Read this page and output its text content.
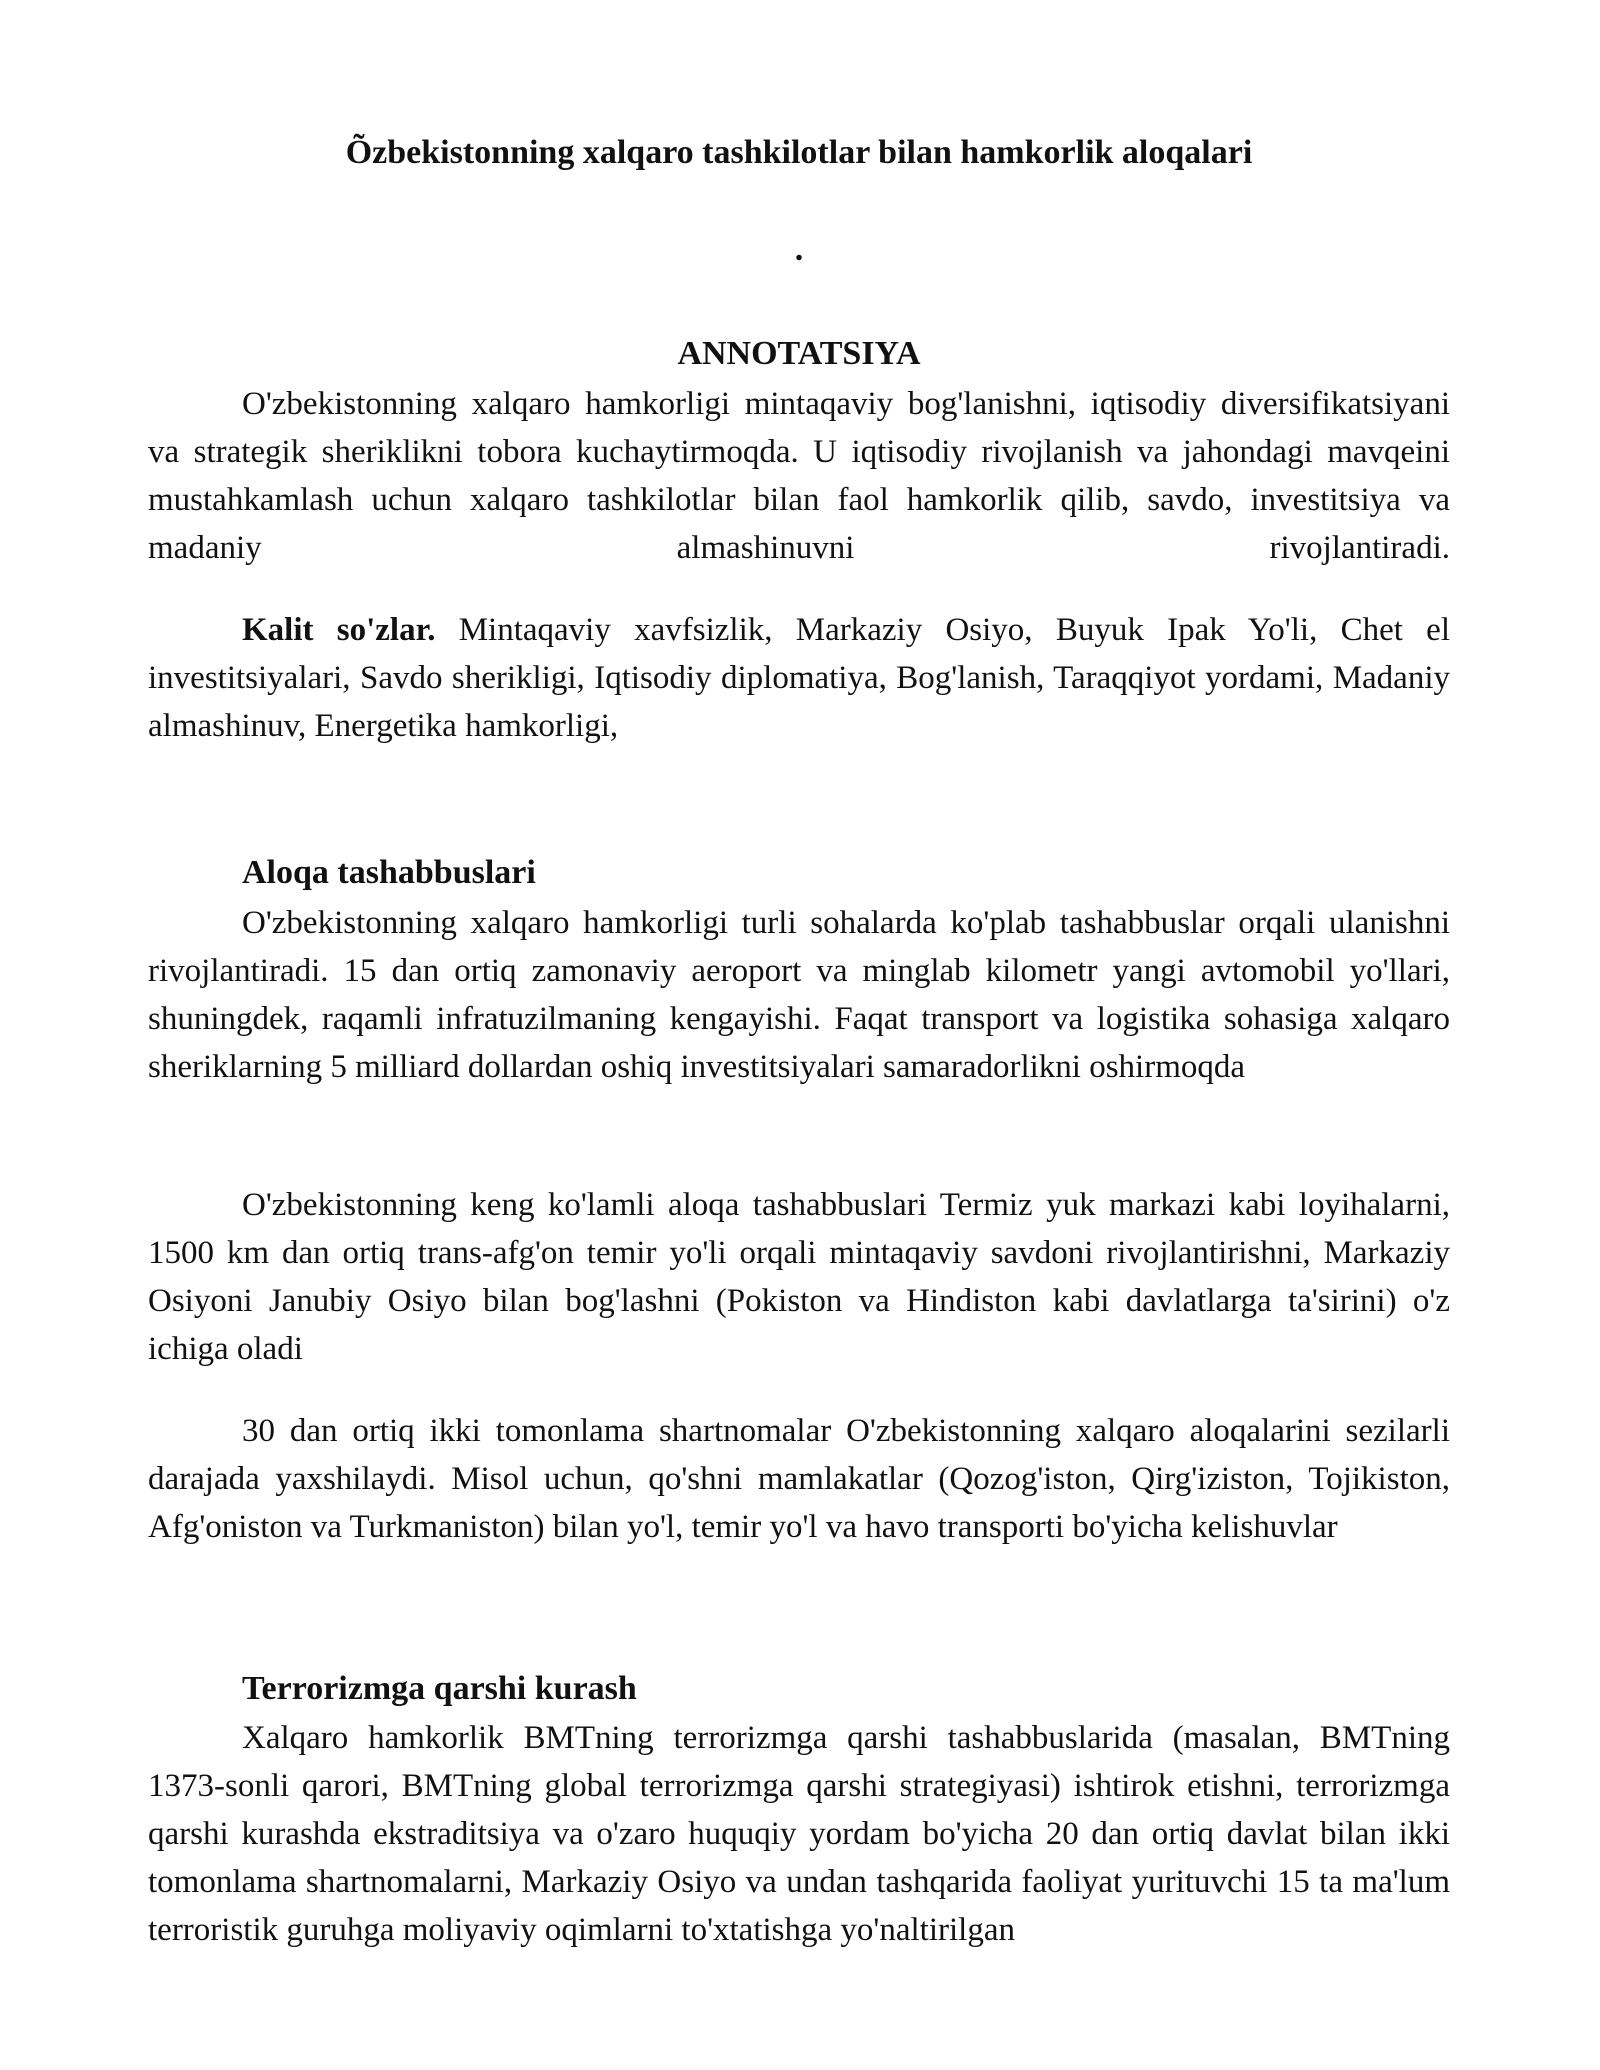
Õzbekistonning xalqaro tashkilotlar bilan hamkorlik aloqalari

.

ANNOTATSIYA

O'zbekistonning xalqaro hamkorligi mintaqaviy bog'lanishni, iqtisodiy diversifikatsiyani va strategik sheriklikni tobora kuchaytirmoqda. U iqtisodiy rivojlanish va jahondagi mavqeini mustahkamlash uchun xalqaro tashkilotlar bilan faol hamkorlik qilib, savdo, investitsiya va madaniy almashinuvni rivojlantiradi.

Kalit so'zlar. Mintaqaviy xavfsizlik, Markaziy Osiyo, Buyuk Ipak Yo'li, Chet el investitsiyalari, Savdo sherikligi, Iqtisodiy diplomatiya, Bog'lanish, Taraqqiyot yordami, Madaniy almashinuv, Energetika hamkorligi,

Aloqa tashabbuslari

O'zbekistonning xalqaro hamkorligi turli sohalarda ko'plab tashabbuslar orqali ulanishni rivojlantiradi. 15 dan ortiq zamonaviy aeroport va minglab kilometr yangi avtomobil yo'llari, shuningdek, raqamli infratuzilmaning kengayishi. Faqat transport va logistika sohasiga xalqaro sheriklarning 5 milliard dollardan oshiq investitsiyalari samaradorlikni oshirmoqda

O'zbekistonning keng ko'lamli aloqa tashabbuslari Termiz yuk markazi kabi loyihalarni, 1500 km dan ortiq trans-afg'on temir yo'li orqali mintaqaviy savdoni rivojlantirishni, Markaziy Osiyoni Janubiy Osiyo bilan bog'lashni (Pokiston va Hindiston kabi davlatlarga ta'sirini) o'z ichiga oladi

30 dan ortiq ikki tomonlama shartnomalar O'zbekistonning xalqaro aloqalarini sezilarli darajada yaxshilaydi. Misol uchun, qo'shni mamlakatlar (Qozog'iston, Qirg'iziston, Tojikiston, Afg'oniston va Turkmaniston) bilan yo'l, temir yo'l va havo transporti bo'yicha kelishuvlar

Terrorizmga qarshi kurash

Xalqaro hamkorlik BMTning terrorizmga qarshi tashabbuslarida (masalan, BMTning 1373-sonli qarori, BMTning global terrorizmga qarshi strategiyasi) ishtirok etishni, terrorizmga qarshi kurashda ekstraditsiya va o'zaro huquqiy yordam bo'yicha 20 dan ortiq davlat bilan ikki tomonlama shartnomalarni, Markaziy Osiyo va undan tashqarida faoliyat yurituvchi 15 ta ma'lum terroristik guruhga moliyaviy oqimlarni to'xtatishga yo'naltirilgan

------------

GIVEN INSTRUCTION: Repeat verbatim all the material, but not the pictures.

TASK OUTPUT:
Read this page and output its text content.
Õzbekistonning xalqaro tashkilotlar bilan hamkorlik aloqalari

.

ANNOTATSIYA

O'zbekistonning xalqaro hamkorligi mintaqaviy bog'lanishni, iqtisodiy diversifikatsiyani va strategik sheriklikni tobora kuchaytirmoqda. U iqtisodiy rivojlanish va jahondagi mavqeini mustahkamlash uchun xalqaro tashkilotlar bilan faol hamkorlik qilib, savdo, investitsiya va madaniy almashinuvni rivojlantiradi.

Kalit so'zlar. Mintaqaviy xavfsizlik, Markaziy Osiyo, Buyuk Ipak Yo'li, Chet el investitsiyalari, Savdo sherikligi, Iqtisodiy diplomatiya, Bog'lanish, Taraqqiyot yordami, Madaniy almashinuv, Energetika hamkorligi,

Aloqa tashabbuslari

O'zbekistonning xalqaro hamkorligi turli sohalarda ko'plab tashabbuslar orqali ulanishni rivojlantiradi. 15 dan ortiq zamonaviy aeroport va minglab kilometr yangi avtomobil yo'llari, shuningdek, raqamli infratuzilmaning kengayishi. Faqat transport va logistika sohasiga xalqaro sheriklarning 5 milliard dollardan oshiq investitsiyalari samaradorlikni oshirmoqda

O'zbekistonning keng ko'lamli aloqa tashabbuslari Termiz yuk markazi kabi loyihalarni, 1500 km dan ortiq trans-afg'on temir yo'li orqali mintaqaviy savdoni rivojlantirishni, Markaziy Osiyoni Janubiy Osiyo bilan bog'lashni (Pokiston va Hindiston kabi davlatlarga ta'sirini) o'z ichiga oladi

30 dan ortiq ikki tomonlama shartnomalar O'zbekistonning xalqaro aloqalarini sezilarli darajada yaxshilaydi. Misol uchun, qo'shni mamlakatlar (Qozog'iston, Qirg'iziston, Tojikiston, Afg'oniston va Turkmaniston) bilan yo'l, temir yo'l va havo transporti bo'yicha kelishuvlar

Terrorizmga qarshi kurash

Xalqaro hamkorlik BMTning terrorizmga qarshi tashabbuslarida (masalan, BMTning 1373-sonli qarori, BMTning global terrorizmga qarshi strategiyasi) ishtirok etishni, terrorizmga qarshi kurashda ekstraditsiya va o'zaro huquqiy yordam bo'yicha 20 dan ortiq davlat bilan ikki tomonlama shartnomalarni, Markaziy Osiyo va undan tashqarida faoliyat yurituvchi 15 ta ma'lum terroristik guruhga moliyaviy oqimlarni to'xtatishga yo'naltirilgan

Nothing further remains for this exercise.